Data records
[Begin]
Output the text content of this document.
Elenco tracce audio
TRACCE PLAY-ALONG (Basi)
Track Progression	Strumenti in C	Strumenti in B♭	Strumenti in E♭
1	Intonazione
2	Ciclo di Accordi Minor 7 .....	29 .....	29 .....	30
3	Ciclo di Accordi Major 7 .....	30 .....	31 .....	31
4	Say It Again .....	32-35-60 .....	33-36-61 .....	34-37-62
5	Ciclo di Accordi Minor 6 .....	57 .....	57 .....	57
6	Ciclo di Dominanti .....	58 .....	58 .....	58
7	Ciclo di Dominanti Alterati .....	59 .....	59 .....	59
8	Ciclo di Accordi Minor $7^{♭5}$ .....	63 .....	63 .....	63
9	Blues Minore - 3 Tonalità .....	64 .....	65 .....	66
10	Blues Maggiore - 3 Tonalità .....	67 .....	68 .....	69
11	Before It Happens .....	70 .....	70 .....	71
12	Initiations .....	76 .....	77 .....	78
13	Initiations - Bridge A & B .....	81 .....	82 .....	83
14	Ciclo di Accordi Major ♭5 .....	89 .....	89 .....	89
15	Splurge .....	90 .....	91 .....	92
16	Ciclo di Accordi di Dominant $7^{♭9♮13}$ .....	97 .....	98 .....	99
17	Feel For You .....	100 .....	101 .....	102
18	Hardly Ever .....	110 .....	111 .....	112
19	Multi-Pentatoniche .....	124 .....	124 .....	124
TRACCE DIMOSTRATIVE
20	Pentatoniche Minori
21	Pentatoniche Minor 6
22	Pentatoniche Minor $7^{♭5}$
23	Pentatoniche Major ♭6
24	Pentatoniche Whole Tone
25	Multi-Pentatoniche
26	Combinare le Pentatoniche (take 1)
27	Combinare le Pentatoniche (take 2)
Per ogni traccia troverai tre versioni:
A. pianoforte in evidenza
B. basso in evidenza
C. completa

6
[End]
__TASK INSTRUCTIONS__. Copy, from the material above, each line in which the string "Dominanti" occurs.

__SOLUTION TO THIS TASK__.
6	Ciclo di Dominanti .....	58 .....	58 .....	58
7	Ciclo di Dominanti Alterati .....	59 .....	59 .....	59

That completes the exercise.